• [Material provided]

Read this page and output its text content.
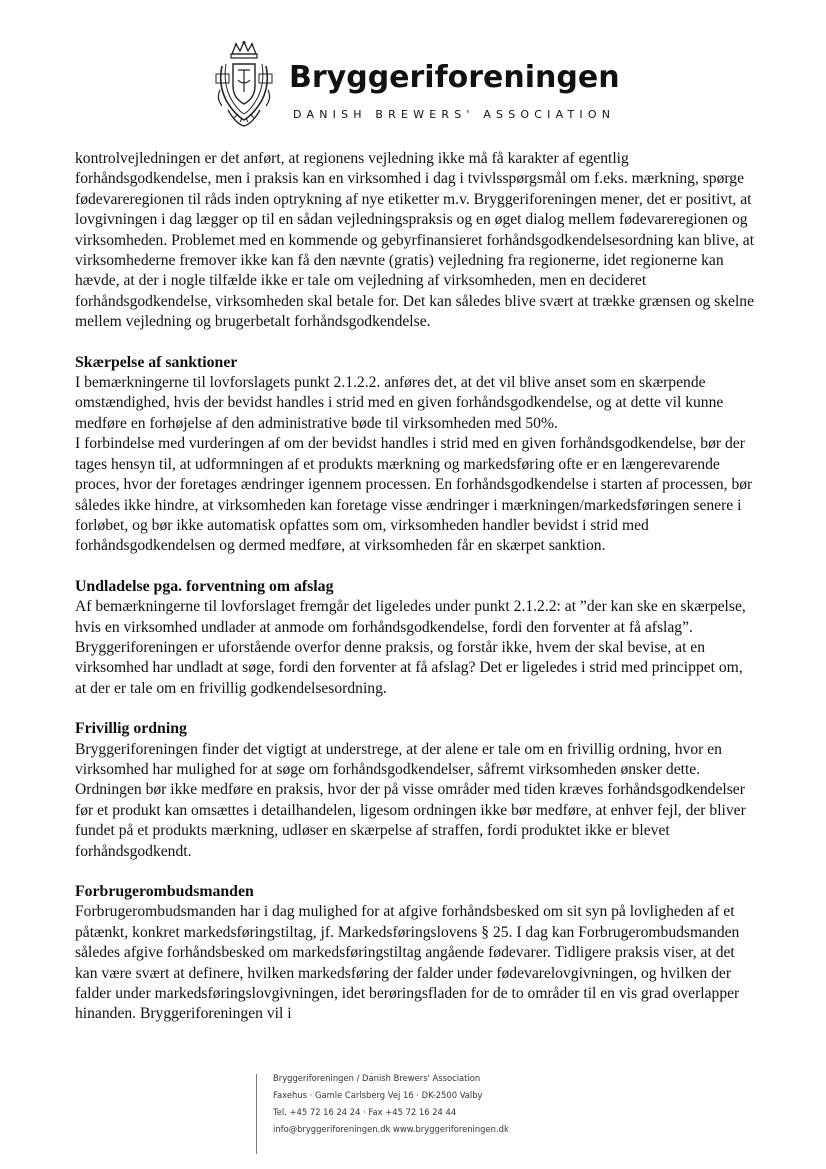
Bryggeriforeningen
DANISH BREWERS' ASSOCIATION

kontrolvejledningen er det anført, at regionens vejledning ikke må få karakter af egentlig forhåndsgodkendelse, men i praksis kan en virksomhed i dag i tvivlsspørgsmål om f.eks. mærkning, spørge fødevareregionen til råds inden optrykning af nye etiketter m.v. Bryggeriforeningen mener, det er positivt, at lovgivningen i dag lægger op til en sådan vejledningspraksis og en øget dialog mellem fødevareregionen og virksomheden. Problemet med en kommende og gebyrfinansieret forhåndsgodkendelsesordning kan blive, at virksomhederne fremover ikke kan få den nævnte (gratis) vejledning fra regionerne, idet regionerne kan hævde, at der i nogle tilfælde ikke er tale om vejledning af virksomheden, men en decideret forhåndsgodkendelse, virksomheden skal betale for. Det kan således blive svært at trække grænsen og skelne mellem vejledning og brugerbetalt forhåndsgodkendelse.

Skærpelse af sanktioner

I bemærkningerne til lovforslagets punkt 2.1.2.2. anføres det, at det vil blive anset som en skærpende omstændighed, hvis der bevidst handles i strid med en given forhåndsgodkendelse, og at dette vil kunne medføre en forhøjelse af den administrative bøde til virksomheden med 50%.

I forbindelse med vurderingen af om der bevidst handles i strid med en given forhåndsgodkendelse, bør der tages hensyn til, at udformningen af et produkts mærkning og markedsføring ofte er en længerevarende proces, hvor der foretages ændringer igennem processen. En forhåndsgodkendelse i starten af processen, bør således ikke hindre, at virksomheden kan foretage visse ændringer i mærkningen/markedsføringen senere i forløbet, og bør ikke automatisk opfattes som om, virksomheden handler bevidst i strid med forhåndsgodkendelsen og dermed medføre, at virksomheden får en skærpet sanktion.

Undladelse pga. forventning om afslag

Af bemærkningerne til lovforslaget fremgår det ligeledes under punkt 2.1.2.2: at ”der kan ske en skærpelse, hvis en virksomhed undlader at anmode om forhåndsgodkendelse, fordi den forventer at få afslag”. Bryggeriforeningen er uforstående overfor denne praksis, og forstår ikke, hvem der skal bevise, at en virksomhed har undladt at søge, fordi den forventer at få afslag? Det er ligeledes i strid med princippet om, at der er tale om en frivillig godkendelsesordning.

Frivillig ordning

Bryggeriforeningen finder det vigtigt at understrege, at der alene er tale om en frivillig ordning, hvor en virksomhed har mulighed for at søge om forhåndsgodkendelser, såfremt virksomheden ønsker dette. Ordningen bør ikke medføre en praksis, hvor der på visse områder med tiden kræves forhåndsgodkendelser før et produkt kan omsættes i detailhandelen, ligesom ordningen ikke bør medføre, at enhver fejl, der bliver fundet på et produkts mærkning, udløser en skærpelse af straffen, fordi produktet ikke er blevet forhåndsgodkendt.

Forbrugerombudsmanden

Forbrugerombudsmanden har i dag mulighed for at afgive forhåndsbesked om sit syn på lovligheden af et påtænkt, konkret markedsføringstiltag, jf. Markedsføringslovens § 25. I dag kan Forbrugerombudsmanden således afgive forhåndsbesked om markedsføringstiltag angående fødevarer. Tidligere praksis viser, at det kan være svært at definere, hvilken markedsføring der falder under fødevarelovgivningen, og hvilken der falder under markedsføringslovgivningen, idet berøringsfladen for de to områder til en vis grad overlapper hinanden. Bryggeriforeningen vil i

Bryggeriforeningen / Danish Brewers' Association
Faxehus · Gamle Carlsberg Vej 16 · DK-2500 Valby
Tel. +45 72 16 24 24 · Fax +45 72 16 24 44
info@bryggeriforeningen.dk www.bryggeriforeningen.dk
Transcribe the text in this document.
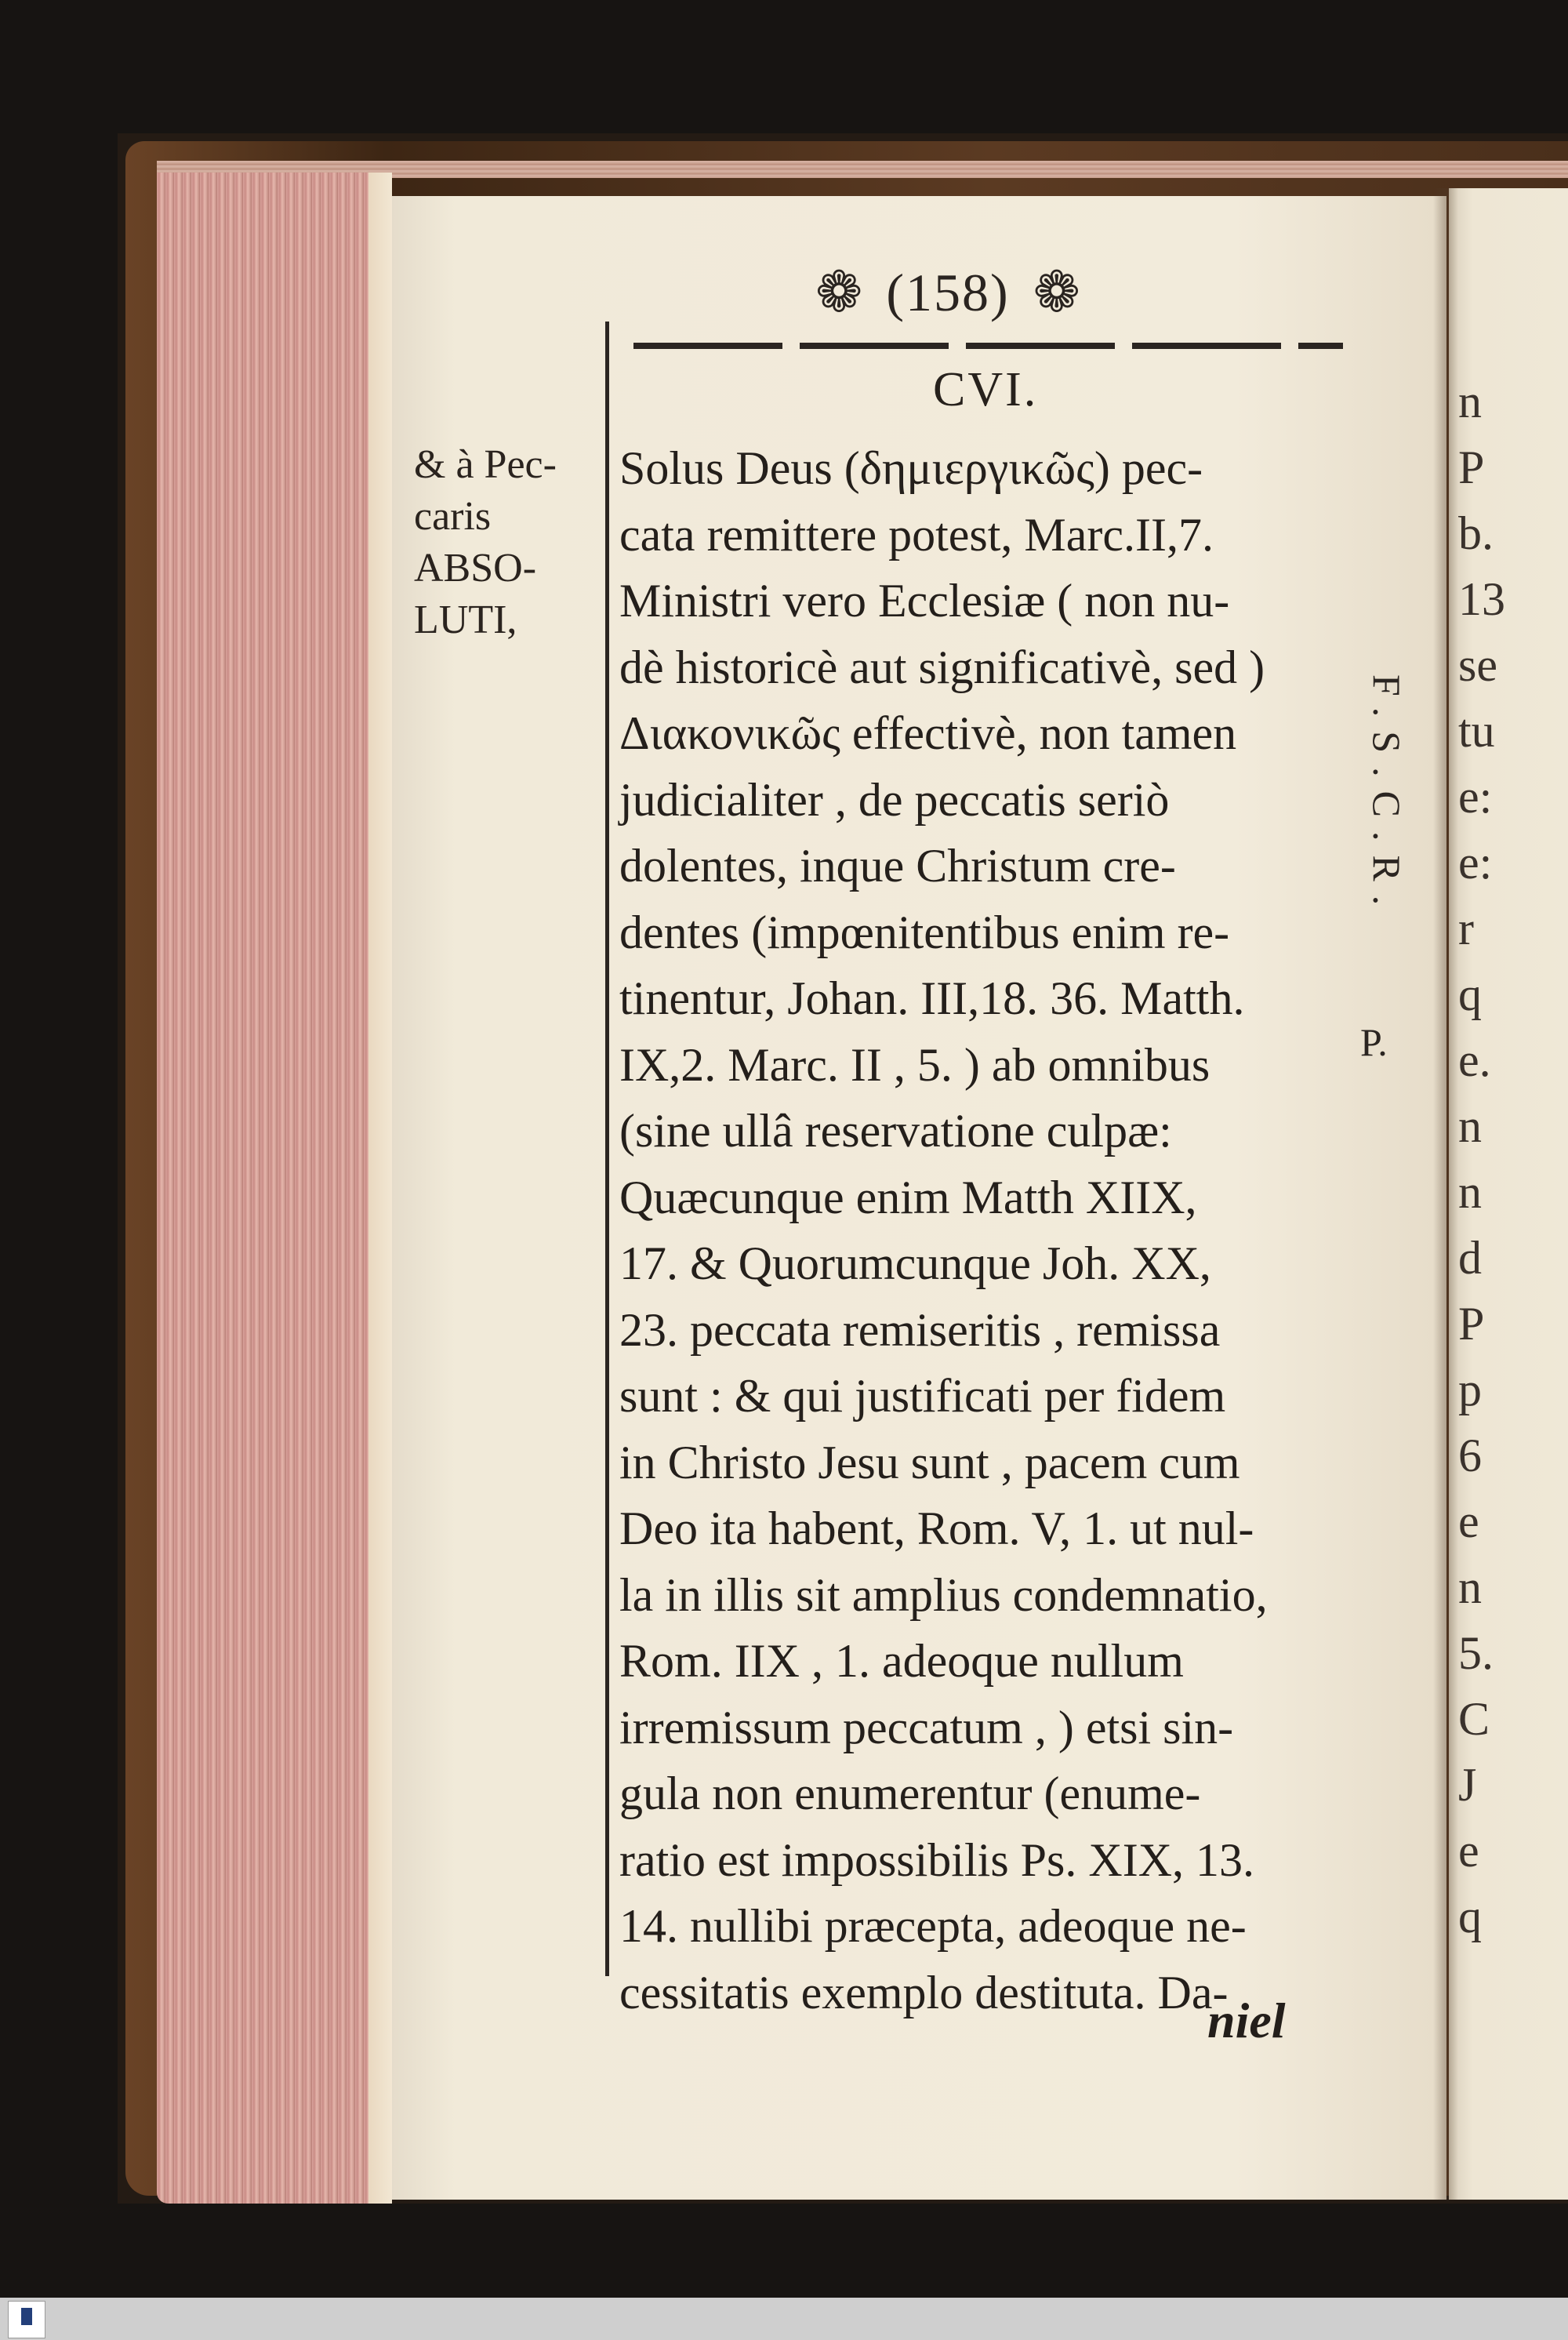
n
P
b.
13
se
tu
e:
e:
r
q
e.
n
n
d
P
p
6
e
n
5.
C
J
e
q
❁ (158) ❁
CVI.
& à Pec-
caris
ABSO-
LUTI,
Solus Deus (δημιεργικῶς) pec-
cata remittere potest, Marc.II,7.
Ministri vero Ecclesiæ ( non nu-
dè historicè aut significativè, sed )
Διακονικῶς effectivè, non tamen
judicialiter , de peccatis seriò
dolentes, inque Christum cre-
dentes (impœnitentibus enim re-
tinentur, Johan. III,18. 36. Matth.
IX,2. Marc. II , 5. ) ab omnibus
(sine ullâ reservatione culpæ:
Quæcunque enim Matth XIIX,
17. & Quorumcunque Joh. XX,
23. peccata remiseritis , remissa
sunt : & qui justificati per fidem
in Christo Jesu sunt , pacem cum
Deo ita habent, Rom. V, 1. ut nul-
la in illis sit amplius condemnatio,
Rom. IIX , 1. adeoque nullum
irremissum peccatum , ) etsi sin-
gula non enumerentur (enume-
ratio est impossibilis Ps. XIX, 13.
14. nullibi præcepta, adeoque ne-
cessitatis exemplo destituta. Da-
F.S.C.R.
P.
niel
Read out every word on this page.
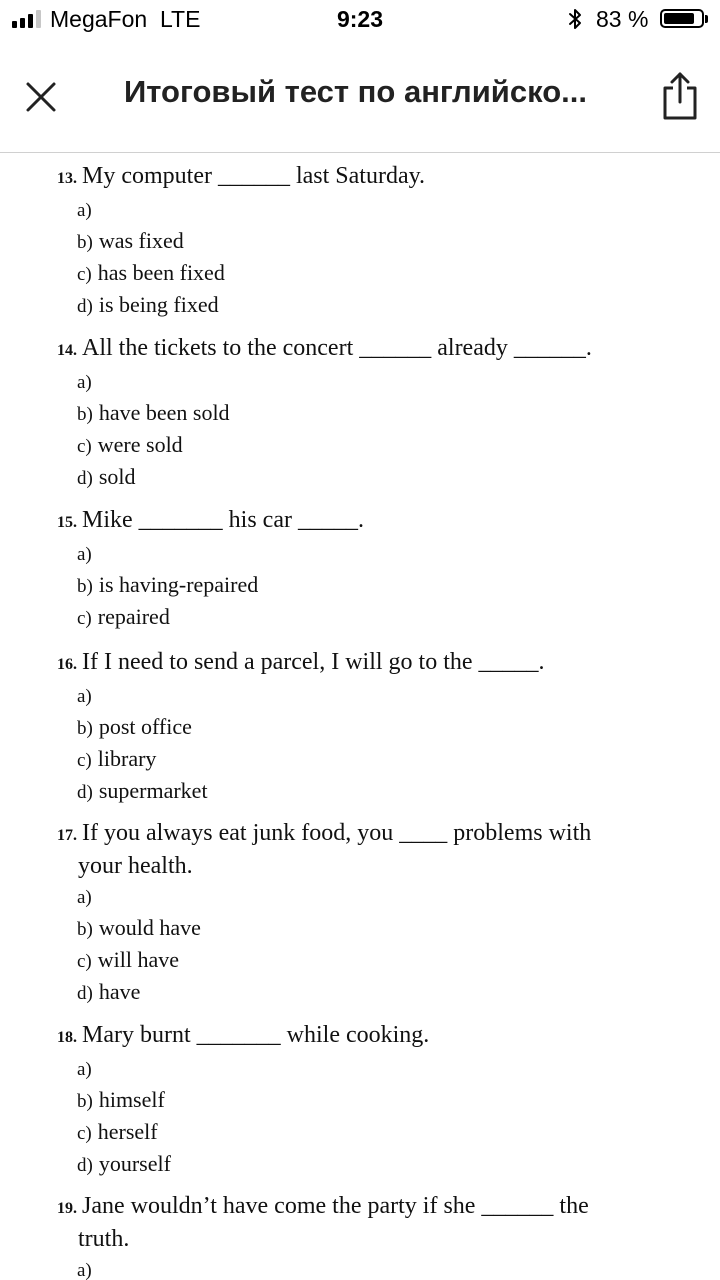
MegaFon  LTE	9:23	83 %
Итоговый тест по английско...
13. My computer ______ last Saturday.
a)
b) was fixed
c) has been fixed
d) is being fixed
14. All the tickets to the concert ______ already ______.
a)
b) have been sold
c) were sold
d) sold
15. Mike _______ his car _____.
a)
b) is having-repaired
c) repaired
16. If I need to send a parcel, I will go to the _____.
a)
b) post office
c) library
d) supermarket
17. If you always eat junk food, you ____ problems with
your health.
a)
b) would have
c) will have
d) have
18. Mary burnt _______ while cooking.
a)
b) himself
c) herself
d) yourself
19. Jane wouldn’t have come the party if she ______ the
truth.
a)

• [Stated goal] Pull every line containing the word "visse" out of the material.

• [Task solution]
I forbindelse med vurderingen af om der bevidst handles i strid med en given forhåndsgodkendelse, bør der tages hensyn til, at udformningen af et produkts mærkning og markedsføring ofte er en længerevarende proces, hvor der foretages ændringer igennem processen. En forhåndsgodkendelse i starten af processen, bør således ikke hindre, at virksomheden kan foretage visse ændringer i mærkningen/markedsføringen senere i forløbet, og bør ikke automatisk opfattes som om, virksomheden handler bevidst i strid med forhåndsgodkendelsen og dermed medføre, at virksomheden får en skærpet sanktion.
Bryggeriforeningen finder det vigtigt at understrege, at der alene er tale om en frivillig ordning, hvor en virksomhed har mulighed for at søge om forhåndsgodkendelser, såfremt virksomheden ønsker dette. Ordningen bør ikke medføre en praksis, hvor der på visse områder med tiden kræves forhåndsgodkendelser før et produkt kan omsættes i detailhandelen, ligesom ordningen ikke bør medføre, at enhver fejl, der bliver fundet på et produkts mærkning, udløser en skærpelse af straffen, fordi produktet ikke er blevet forhåndsgodkendt.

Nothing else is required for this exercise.